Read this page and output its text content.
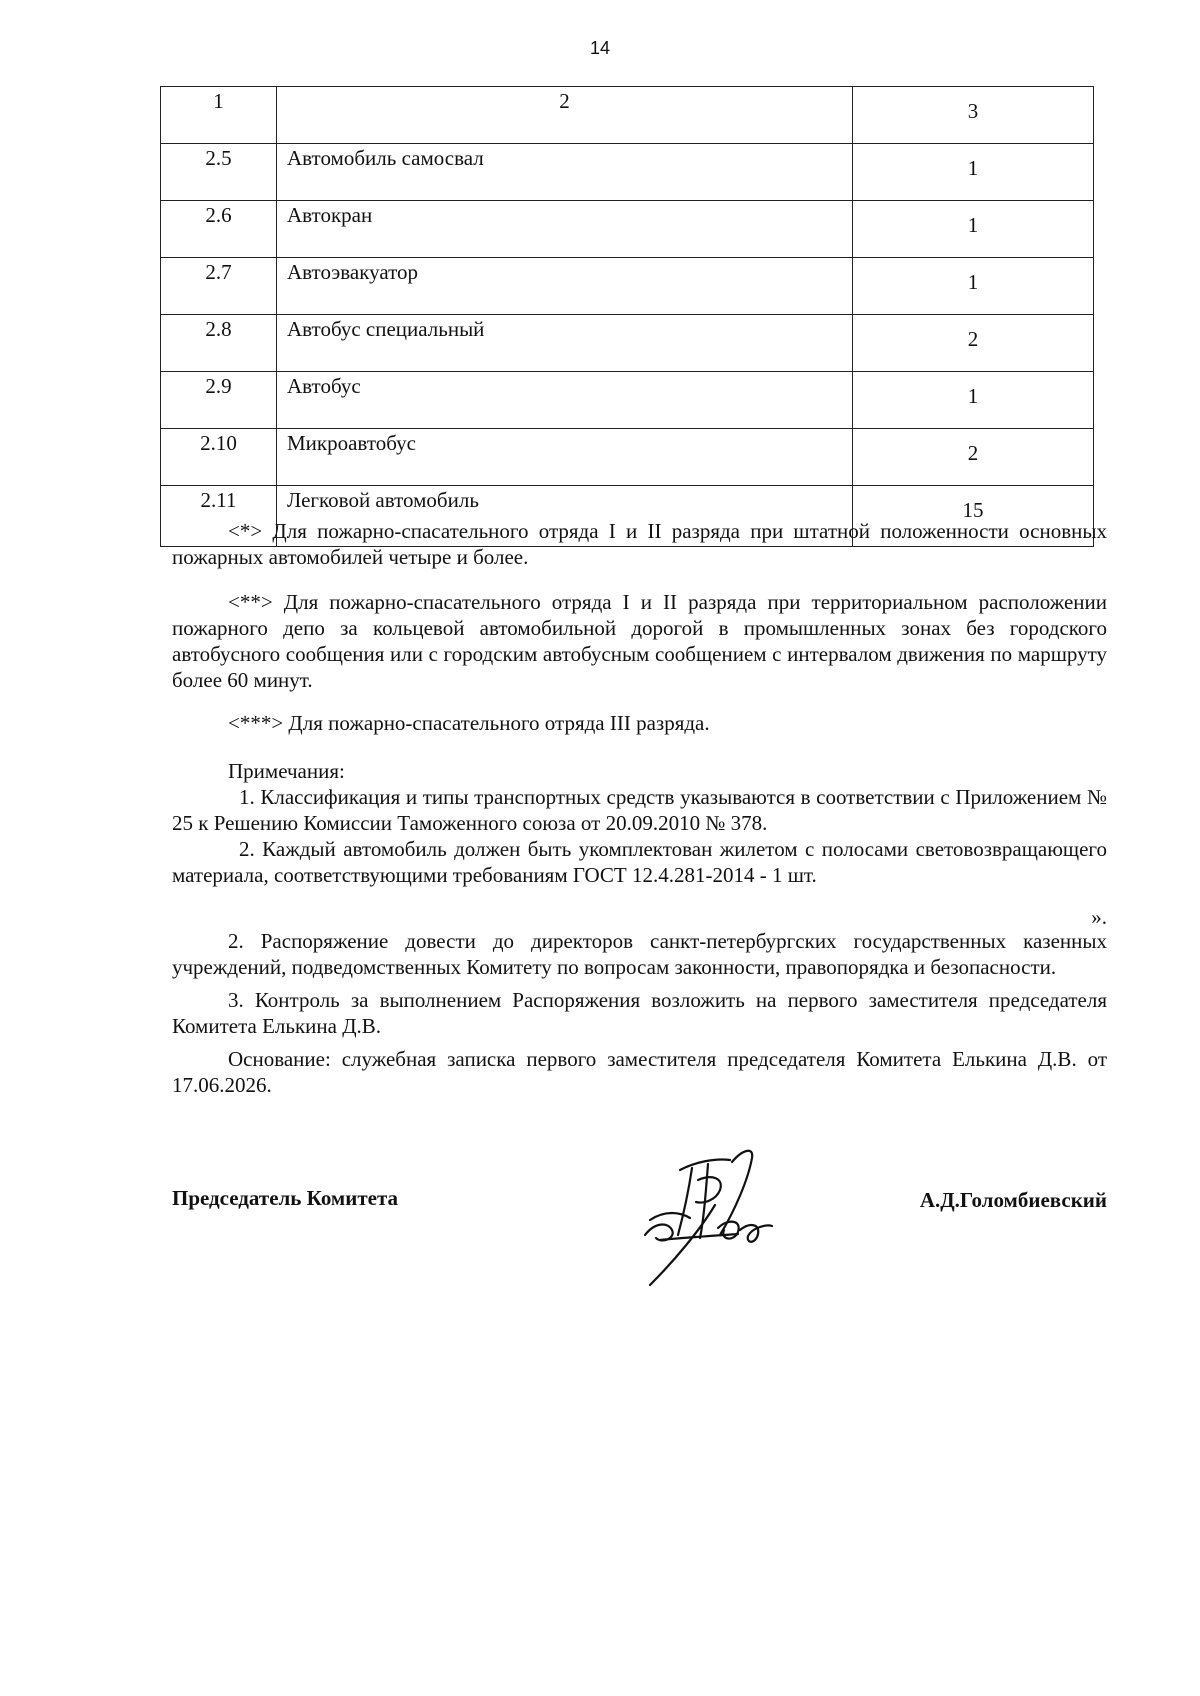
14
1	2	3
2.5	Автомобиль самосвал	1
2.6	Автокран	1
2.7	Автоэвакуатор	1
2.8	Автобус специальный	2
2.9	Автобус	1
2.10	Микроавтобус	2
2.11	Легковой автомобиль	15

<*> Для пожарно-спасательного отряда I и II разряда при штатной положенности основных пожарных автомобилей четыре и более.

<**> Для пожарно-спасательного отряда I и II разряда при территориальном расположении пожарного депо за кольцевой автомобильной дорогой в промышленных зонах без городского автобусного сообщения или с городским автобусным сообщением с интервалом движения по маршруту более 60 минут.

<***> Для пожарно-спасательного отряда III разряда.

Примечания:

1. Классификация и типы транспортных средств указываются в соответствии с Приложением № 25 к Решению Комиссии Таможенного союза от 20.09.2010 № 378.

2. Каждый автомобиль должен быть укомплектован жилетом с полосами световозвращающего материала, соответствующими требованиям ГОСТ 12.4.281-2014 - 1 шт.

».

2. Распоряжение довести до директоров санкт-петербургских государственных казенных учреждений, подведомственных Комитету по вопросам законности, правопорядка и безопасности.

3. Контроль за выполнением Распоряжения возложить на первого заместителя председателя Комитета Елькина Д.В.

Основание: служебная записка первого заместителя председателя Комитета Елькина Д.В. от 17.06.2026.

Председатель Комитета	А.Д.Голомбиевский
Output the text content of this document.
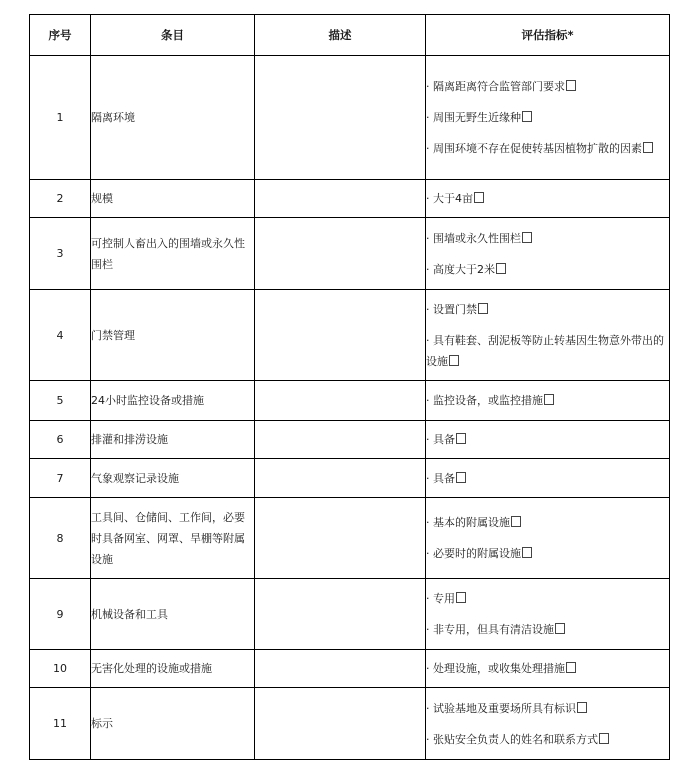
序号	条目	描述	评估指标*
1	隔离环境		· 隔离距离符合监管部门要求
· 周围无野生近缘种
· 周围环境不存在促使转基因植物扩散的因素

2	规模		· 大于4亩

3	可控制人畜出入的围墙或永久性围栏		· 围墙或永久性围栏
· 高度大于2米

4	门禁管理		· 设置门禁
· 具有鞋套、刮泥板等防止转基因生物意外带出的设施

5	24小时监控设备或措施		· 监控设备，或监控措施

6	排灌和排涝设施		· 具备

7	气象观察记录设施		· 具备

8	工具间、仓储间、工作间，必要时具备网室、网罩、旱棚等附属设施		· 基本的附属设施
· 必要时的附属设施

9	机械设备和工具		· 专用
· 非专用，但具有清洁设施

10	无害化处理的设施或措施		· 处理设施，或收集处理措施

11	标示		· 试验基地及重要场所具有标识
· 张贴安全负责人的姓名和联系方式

#### [PROBLEM DETAILS]
Could you repeat, exactly and with nothing else, the lines from the one containing "Output the text content of this document." through the last line of the records above, leaving out the pictures?

#### [PROBLEM SOLUTION]
Output the text content of this document.
序号	条目	描述	评估指标*
1	隔离环境		· 隔离距离符合监管部门要求
· 周围无野生近缘种
· 周围环境不存在促使转基因植物扩散的因素

2	规模		· 大于4亩

3	可控制人畜出入的围墙或永久性围栏		· 围墙或永久性围栏
· 高度大于2米

4	门禁管理		· 设置门禁
· 具有鞋套、刮泥板等防止转基因生物意外带出的设施

5	24小时监控设备或措施		· 监控设备，或监控措施

6	排灌和排涝设施		· 具备

7	气象观察记录设施		· 具备

8	工具间、仓储间、工作间，必要时具备网室、网罩、旱棚等附属设施		· 基本的附属设施
· 必要时的附属设施

9	机械设备和工具		· 专用
· 非专用，但具有清洁设施

10	无害化处理的设施或措施		· 处理设施，或收集处理措施

11	标示		· 试验基地及重要场所具有标识
· 张贴安全负责人的姓名和联系方式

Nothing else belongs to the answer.